= Exercise requirements =
Select every line containing the word "hành" from the material, and copy those lines.

= Data items =
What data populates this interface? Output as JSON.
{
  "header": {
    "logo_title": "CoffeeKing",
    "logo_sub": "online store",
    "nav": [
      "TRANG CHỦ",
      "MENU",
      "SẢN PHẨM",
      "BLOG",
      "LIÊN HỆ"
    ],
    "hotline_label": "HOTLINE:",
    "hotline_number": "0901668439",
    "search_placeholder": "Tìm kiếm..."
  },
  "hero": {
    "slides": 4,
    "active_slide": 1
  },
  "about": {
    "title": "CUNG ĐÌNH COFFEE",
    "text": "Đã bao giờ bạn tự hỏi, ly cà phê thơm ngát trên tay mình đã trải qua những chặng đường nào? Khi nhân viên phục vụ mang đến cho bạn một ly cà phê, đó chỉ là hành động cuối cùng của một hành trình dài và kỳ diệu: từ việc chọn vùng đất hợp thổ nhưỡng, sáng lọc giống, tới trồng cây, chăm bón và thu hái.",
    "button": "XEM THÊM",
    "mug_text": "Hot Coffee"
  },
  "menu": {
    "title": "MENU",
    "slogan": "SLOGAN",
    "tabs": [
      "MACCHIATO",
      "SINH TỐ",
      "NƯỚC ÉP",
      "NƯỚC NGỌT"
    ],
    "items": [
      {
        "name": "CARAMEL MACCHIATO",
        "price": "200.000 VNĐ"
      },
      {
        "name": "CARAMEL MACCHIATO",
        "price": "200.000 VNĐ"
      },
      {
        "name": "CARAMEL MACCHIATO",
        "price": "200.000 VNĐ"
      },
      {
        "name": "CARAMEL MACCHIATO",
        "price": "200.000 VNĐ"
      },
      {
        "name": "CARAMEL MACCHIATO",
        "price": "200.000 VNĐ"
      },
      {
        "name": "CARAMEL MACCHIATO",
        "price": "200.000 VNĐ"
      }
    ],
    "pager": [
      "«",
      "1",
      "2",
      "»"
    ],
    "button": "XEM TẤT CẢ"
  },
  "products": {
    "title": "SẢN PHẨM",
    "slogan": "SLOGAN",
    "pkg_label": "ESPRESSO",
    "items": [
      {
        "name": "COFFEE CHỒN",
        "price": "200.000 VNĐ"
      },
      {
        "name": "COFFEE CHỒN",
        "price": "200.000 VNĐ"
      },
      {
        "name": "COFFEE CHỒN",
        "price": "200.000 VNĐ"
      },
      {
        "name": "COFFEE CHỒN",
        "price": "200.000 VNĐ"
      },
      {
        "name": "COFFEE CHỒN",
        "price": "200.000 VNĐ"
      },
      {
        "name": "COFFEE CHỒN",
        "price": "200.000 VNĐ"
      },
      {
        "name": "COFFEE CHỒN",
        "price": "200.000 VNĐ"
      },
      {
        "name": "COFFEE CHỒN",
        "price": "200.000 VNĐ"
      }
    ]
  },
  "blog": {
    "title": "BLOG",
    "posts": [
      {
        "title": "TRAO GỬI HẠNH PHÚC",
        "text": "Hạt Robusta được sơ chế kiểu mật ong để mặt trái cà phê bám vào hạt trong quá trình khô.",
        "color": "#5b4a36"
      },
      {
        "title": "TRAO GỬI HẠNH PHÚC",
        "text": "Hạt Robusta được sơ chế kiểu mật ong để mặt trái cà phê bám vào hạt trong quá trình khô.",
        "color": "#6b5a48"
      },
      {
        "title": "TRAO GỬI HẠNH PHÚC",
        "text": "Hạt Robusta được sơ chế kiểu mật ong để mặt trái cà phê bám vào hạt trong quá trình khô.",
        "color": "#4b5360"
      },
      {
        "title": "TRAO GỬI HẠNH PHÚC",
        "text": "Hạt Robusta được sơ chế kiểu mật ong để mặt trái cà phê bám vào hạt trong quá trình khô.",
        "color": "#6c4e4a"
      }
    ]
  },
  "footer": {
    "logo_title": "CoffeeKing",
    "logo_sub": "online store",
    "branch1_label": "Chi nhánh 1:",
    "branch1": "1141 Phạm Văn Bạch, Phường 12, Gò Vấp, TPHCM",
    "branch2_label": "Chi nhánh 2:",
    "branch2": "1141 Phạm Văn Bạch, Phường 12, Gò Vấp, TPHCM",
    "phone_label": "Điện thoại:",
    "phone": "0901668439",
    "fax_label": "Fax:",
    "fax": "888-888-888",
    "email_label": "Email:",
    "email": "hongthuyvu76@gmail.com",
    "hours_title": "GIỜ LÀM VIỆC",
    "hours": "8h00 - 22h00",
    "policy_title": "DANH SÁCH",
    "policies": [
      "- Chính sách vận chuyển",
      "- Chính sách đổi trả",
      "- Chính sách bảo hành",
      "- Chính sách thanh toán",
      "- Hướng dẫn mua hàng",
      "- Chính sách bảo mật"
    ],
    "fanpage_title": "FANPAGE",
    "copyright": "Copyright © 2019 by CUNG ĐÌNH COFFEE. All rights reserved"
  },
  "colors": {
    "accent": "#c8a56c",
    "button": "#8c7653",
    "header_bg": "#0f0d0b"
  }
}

= Output of the task =
    "text": "Đã bao giờ bạn tự hỏi, ly cà phê thơm ngát trên tay mình đã trải qua những chặng đường nào? Khi nhân viên phục vụ mang đến cho bạn một ly cà phê, đó chỉ là hành động cuối cùng của một hành trình dài và kỳ diệu: từ việc chọn vùng đất hợp thổ nhưỡng, sáng lọc giống, tới trồng cây, chăm bón và thu hái.",
      "- Chính sách bảo hành",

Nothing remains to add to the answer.